[Begin Extracted data]

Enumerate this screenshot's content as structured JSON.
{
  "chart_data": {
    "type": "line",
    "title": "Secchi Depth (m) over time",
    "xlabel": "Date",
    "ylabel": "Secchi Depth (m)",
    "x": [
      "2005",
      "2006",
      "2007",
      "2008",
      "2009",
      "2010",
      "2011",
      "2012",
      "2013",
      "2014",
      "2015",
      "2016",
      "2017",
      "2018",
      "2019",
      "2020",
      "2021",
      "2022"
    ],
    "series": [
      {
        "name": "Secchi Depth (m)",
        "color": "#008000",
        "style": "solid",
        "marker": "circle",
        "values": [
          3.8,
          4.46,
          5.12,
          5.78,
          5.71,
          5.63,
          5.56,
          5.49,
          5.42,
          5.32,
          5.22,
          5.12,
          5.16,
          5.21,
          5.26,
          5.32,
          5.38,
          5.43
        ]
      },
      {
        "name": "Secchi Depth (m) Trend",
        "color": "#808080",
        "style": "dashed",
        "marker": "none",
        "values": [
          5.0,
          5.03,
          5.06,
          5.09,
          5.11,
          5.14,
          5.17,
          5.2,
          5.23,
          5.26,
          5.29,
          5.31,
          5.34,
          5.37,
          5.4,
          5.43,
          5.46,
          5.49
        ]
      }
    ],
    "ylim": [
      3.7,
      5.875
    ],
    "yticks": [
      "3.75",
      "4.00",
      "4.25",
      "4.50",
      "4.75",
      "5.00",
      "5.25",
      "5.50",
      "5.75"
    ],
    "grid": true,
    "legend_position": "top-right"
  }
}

[End Extracted data]

Copy out each line of the records that holds the string "Depth".

    "title": "Secchi Depth (m) over time",
    "ylabel": "Secchi Depth (m)",
        "name": "Secchi Depth (m)",
        "name": "Secchi Depth (m) Trend",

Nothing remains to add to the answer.